(Stored dataset items)

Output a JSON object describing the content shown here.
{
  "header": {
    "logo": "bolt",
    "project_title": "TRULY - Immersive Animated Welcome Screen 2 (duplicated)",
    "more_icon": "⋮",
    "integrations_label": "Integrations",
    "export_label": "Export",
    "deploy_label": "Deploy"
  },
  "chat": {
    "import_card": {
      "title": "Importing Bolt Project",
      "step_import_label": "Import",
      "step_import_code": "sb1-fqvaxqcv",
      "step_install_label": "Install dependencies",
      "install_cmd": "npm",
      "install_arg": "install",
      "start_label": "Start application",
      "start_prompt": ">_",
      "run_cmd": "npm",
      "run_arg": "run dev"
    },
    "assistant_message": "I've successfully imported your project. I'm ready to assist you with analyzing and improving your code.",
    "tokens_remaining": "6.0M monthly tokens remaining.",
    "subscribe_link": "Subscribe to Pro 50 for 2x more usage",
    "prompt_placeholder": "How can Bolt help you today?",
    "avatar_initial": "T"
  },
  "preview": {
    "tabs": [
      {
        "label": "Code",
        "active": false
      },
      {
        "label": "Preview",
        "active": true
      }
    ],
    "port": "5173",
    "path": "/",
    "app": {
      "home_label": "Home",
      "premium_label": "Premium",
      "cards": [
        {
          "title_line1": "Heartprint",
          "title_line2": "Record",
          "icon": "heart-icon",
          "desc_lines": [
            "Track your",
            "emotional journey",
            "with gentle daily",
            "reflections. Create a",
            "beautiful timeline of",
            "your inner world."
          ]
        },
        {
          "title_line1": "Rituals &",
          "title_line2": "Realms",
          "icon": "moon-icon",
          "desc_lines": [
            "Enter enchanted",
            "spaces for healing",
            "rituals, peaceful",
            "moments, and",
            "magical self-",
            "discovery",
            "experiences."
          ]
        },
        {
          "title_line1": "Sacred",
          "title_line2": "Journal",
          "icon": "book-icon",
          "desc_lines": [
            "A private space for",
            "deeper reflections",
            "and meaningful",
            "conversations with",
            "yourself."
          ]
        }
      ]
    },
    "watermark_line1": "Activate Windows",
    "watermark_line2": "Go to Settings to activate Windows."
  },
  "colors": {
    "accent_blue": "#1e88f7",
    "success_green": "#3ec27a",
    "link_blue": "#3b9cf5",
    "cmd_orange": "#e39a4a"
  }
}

**Exercise prompt:**
Print all of the entries exactly as they are written.

**Task answer:**
Output a JSON object describing the content shown here.
{
  "header": {
    "logo": "bolt",
    "project_title": "TRULY - Immersive Animated Welcome Screen 2 (duplicated)",
    "more_icon": "⋮",
    "integrations_label": "Integrations",
    "export_label": "Export",
    "deploy_label": "Deploy"
  },
  "chat": {
    "import_card": {
      "title": "Importing Bolt Project",
      "step_import_label": "Import",
      "step_import_code": "sb1-fqvaxqcv",
      "step_install_label": "Install dependencies",
      "install_cmd": "npm",
      "install_arg": "install",
      "start_label": "Start application",
      "start_prompt": ">_",
      "run_cmd": "npm",
      "run_arg": "run dev"
    },
    "assistant_message": "I've successfully imported your project. I'm ready to assist you with analyzing and improving your code.",
    "tokens_remaining": "6.0M monthly tokens remaining.",
    "subscribe_link": "Subscribe to Pro 50 for 2x more usage",
    "prompt_placeholder": "How can Bolt help you today?",
    "avatar_initial": "T"
  },
  "preview": {
    "tabs": [
      {
        "label": "Code",
        "active": false
      },
      {
        "label": "Preview",
        "active": true
      }
    ],
    "port": "5173",
    "path": "/",
    "app": {
      "home_label": "Home",
      "premium_label": "Premium",
      "cards": [
        {
          "title_line1": "Heartprint",
          "title_line2": "Record",
          "icon": "heart-icon",
          "desc_lines": [
            "Track your",
            "emotional journey",
            "with gentle daily",
            "reflections. Create a",
            "beautiful timeline of",
            "your inner world."
          ]
        },
        {
          "title_line1": "Rituals &",
          "title_line2": "Realms",
          "icon": "moon-icon",
          "desc_lines": [
            "Enter enchanted",
            "spaces for healing",
            "rituals, peaceful",
            "moments, and",
            "magical self-",
            "discovery",
            "experiences."
          ]
        },
        {
          "title_line1": "Sacred",
          "title_line2": "Journal",
          "icon": "book-icon",
          "desc_lines": [
            "A private space for",
            "deeper reflections",
            "and meaningful",
            "conversations with",
            "yourself."
          ]
        }
      ]
    },
    "watermark_line1": "Activate Windows",
    "watermark_line2": "Go to Settings to activate Windows."
  },
  "colors": {
    "accent_blue": "#1e88f7",
    "success_green": "#3ec27a",
    "link_blue": "#3b9cf5",
    "cmd_orange": "#e39a4a"
  }
}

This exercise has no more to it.